— Start of Records to process —

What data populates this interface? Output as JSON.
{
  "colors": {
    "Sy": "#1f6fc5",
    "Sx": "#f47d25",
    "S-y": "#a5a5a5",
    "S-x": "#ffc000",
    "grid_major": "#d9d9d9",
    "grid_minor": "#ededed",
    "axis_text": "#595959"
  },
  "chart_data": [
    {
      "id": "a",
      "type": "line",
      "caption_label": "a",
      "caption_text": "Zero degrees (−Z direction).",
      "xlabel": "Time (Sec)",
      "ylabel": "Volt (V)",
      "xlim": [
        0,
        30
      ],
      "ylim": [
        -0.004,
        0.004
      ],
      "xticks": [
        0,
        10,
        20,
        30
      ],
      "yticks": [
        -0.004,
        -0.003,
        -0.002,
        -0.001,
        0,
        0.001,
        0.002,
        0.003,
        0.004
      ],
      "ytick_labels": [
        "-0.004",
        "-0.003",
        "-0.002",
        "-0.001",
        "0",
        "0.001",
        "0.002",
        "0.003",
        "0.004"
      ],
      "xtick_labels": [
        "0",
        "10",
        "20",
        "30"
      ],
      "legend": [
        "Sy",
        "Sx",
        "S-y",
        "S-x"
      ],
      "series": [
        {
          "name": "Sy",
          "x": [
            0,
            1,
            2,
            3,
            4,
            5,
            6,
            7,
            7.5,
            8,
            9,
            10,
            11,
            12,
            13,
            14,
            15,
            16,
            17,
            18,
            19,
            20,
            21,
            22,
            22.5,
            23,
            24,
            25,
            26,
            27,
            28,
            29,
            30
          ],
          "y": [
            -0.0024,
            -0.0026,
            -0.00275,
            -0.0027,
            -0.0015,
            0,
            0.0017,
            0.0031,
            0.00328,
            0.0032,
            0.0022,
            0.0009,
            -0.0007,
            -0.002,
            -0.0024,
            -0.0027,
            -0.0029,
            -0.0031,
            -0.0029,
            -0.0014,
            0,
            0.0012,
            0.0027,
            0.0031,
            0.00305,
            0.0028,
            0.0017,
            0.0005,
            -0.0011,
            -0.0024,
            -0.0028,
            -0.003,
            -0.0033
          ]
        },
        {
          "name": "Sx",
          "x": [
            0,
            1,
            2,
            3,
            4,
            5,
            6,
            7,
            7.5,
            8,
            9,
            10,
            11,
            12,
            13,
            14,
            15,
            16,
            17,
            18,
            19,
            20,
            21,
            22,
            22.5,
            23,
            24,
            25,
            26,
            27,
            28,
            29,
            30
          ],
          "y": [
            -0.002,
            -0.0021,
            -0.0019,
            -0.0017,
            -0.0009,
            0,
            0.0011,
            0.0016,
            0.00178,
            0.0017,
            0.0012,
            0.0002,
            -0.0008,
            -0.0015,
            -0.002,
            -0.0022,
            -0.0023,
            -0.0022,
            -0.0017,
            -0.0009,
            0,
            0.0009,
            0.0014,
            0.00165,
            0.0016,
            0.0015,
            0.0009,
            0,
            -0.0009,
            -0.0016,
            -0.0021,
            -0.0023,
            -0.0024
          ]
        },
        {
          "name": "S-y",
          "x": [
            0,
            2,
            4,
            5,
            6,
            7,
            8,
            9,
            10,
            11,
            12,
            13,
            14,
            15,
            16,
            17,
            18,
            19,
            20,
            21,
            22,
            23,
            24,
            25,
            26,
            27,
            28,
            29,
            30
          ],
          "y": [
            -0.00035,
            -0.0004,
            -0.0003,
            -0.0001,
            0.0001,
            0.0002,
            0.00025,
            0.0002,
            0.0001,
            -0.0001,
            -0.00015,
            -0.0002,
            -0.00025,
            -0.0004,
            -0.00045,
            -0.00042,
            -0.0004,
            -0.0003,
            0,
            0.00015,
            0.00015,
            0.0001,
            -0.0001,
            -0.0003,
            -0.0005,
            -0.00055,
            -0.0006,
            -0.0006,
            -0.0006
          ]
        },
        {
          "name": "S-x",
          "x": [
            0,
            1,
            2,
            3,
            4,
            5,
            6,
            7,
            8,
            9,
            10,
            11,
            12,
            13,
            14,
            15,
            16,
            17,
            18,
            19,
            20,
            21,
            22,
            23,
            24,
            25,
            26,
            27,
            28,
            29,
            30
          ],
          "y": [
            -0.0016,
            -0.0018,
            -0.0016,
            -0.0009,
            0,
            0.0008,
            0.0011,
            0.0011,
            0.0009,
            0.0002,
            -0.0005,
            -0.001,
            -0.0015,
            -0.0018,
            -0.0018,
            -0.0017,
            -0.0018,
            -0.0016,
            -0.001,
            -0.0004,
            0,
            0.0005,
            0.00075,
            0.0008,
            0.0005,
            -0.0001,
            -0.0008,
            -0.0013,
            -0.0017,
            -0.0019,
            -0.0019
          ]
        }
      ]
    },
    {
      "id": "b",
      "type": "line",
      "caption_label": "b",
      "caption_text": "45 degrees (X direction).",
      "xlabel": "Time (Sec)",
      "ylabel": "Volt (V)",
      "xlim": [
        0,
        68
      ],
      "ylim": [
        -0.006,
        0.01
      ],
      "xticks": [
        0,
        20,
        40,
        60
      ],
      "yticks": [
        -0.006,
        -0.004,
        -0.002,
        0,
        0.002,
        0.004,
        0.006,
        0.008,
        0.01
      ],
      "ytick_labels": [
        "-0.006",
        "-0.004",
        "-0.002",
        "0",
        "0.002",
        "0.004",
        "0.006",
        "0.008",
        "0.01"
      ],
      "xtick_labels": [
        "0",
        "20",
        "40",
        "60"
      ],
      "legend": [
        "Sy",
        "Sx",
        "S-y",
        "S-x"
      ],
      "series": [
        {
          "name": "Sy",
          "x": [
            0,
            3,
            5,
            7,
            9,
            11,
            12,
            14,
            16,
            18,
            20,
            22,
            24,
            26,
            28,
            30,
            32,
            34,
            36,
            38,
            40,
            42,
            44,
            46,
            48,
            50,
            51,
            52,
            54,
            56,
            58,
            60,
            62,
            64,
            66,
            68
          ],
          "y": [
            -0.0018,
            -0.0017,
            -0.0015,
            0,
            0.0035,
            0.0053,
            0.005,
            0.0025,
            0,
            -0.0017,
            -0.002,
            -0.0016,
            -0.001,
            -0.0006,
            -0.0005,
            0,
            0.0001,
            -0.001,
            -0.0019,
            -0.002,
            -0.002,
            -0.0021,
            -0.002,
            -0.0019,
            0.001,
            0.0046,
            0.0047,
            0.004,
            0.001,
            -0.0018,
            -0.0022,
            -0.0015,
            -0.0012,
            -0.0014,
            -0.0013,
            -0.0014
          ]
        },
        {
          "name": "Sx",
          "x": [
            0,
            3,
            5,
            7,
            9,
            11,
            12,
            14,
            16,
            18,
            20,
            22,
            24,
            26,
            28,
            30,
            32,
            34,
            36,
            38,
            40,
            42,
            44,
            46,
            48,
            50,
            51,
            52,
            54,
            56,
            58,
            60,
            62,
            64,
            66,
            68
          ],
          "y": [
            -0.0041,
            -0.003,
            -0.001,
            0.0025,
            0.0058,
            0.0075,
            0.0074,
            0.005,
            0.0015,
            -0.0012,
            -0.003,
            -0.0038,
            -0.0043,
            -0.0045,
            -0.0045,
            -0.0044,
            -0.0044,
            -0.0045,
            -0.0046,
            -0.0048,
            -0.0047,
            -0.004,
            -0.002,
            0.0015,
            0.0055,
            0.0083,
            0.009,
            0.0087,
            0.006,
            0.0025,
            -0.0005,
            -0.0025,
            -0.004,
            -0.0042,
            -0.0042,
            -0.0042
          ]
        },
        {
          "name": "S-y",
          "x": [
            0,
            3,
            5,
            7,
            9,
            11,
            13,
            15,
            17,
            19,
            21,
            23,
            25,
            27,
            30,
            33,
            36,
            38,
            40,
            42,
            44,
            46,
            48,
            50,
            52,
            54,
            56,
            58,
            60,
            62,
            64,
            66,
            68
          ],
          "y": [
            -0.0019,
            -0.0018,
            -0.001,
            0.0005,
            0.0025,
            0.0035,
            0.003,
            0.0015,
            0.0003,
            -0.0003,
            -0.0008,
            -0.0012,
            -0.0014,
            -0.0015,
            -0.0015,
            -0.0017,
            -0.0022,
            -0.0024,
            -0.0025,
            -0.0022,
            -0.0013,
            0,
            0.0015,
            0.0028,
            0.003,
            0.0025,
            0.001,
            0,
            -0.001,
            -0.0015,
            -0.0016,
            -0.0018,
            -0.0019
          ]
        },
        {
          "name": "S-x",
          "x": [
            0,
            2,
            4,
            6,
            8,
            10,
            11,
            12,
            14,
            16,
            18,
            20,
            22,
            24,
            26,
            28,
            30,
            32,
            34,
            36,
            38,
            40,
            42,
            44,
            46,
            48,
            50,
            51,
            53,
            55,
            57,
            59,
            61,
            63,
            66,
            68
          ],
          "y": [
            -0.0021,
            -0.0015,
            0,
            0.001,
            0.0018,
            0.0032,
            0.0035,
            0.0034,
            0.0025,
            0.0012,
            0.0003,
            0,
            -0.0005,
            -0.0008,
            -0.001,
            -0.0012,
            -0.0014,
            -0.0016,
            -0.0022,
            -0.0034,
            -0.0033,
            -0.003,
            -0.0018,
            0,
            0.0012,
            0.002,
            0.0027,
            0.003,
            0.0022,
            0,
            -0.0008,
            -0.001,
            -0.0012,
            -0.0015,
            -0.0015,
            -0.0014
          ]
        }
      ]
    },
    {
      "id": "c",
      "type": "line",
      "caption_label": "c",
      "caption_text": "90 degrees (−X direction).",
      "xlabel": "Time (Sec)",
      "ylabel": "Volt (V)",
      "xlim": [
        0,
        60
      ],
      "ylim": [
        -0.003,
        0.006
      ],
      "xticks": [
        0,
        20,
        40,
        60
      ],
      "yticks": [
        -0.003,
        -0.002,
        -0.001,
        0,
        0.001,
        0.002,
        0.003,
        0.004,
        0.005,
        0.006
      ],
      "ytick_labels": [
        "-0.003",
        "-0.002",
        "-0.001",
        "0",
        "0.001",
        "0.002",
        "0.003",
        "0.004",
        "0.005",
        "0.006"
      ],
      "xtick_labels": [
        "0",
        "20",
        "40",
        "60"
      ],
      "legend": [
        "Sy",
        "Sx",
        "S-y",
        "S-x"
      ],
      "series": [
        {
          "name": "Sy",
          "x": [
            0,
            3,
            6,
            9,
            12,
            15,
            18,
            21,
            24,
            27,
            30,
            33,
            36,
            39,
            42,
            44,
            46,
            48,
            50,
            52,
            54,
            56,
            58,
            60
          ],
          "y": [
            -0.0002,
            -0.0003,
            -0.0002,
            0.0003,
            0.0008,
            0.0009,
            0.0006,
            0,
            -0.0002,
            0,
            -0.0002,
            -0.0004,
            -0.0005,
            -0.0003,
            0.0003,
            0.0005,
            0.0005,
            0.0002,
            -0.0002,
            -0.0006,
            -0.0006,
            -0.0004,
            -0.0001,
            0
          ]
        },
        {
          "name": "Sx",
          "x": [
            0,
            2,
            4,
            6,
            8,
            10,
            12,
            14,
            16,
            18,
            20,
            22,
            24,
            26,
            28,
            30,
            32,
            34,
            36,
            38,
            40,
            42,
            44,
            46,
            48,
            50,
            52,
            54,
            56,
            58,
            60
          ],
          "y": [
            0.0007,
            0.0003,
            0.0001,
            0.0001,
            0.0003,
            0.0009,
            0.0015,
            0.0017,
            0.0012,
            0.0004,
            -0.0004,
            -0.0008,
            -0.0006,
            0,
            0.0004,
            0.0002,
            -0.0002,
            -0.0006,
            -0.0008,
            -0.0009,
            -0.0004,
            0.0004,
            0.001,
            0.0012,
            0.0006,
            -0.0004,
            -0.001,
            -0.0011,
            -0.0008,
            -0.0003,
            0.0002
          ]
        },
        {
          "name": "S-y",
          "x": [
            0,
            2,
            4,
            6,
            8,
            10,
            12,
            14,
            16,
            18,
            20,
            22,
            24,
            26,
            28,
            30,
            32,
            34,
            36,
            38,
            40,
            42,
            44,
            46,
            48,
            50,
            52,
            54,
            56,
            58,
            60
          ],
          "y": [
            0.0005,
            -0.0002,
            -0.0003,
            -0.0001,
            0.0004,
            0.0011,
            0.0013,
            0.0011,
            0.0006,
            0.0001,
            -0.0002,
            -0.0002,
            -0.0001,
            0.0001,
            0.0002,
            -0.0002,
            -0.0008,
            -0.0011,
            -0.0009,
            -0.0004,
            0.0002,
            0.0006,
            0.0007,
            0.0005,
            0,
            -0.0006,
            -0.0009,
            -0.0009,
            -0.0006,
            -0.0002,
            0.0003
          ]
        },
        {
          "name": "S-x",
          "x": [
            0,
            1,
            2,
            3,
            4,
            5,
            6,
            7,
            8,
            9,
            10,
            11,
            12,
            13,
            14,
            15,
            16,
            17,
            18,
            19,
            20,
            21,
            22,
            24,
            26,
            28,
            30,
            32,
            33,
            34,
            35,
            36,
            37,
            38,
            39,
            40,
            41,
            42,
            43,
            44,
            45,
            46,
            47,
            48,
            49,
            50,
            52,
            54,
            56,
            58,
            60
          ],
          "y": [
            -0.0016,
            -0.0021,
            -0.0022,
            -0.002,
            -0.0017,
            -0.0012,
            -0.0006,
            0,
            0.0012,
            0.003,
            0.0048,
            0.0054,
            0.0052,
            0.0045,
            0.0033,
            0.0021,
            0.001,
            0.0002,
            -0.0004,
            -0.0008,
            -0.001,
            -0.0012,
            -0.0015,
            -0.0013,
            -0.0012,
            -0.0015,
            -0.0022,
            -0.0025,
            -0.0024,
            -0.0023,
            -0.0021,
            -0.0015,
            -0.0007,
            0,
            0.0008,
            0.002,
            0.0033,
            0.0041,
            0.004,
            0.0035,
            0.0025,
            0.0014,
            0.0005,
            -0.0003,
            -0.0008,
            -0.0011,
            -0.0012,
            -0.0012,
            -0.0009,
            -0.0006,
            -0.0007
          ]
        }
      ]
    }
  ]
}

— End of Records to process —

Task
How many of the lines above include the word "direction"? Respond with the number alone.

Solution below
3